Isolate every line in the records below with "未进行任何施工" in it.

▶ _Exercise materials_:
========
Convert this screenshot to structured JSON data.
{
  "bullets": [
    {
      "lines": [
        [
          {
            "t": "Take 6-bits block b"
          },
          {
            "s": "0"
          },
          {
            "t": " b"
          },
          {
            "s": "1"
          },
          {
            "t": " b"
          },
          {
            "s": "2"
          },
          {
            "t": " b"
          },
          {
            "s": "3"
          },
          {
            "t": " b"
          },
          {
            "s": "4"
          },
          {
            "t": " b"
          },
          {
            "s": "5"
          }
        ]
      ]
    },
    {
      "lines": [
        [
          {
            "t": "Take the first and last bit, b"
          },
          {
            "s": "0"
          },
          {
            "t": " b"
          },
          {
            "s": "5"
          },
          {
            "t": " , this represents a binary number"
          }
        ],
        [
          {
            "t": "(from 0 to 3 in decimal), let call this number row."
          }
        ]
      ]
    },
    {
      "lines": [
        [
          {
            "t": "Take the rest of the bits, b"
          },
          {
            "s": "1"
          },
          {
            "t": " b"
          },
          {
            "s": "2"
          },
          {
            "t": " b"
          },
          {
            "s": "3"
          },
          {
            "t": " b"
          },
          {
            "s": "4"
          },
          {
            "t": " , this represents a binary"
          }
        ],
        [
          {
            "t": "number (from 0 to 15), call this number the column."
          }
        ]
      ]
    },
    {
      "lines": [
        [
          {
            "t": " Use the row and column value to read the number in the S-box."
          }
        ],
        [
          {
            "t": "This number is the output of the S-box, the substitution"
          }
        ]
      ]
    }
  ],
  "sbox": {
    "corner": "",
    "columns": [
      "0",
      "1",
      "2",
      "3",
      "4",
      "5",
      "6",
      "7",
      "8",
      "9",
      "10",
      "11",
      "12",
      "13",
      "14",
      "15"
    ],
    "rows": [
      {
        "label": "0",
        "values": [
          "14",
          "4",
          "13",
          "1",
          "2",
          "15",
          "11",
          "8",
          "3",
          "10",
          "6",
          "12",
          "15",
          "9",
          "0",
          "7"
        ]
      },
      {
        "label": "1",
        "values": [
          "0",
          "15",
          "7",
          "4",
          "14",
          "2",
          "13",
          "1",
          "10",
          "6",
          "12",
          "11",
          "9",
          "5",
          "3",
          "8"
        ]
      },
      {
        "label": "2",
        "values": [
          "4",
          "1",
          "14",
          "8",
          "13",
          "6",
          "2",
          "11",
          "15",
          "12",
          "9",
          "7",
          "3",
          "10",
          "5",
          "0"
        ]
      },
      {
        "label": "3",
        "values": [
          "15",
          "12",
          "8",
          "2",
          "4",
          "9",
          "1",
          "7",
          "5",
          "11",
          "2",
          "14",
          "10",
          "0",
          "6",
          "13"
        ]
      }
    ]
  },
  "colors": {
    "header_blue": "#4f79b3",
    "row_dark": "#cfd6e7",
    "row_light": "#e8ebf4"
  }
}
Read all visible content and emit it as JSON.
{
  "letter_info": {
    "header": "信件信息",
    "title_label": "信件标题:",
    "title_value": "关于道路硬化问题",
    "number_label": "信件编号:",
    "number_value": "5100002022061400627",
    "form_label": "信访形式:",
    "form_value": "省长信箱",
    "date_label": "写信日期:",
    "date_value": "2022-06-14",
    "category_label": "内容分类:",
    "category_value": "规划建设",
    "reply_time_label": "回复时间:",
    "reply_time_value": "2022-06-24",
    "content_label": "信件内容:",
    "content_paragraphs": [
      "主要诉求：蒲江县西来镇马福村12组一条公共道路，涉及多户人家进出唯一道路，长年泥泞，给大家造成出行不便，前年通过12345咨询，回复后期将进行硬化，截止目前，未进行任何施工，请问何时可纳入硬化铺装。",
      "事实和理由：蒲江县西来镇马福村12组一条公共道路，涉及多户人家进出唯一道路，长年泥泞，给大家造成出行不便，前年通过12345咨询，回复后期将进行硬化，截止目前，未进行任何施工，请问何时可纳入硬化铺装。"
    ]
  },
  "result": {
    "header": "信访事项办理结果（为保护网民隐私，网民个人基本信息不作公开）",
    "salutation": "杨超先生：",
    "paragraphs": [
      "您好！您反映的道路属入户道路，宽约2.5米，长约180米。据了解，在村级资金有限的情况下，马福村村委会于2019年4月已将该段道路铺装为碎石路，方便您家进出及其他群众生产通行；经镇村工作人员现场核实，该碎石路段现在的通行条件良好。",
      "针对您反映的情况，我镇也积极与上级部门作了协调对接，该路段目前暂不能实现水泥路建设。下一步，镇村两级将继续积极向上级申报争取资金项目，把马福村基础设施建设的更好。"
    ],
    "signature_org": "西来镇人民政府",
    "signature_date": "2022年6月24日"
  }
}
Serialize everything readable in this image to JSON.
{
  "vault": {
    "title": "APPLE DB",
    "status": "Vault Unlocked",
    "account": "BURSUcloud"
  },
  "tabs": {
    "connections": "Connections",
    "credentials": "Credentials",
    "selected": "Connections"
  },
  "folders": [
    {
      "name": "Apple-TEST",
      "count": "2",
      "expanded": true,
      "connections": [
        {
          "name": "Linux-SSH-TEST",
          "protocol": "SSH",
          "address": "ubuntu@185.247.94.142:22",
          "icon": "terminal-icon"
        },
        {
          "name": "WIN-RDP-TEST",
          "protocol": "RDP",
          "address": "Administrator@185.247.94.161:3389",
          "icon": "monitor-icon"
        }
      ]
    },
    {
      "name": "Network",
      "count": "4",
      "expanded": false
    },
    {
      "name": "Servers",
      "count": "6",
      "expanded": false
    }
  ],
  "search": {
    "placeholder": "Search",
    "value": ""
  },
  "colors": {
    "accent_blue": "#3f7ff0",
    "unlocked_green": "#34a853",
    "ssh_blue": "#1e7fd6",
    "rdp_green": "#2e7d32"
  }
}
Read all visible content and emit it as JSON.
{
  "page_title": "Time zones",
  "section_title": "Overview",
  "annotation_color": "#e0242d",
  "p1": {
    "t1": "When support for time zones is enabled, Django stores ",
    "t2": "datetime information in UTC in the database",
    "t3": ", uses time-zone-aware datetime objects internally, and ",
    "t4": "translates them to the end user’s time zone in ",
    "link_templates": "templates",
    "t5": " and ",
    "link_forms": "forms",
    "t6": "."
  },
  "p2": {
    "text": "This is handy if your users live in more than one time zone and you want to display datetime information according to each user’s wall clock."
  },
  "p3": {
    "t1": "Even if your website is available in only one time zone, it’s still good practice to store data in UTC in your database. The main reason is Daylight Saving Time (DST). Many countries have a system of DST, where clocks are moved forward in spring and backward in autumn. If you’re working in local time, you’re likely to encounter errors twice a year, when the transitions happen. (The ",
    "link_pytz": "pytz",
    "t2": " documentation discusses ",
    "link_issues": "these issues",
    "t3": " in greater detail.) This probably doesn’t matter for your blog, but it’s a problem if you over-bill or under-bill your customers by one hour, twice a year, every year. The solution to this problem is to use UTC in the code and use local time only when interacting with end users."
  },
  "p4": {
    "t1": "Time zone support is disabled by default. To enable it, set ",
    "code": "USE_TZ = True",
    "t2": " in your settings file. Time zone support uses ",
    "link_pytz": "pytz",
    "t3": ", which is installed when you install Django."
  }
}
========
▶ _Solution below_:
      "主要诉求：蒲江县西来镇马福村12组一条公共道路，涉及多户人家进出唯一道路，长年泥泞，给大家造成出行不便，前年通过12345咨询，回复后期将进行硬化，截止目前，未进行任何施工，请问何时可纳入硬化铺装。",
      "事实和理由：蒲江县西来镇马福村12组一条公共道路，涉及多户人家进出唯一道路，长年泥泞，给大家造成出行不便，前年通过12345咨询，回复后期将进行硬化，截止目前，未进行任何施工，请问何时可纳入硬化铺装。"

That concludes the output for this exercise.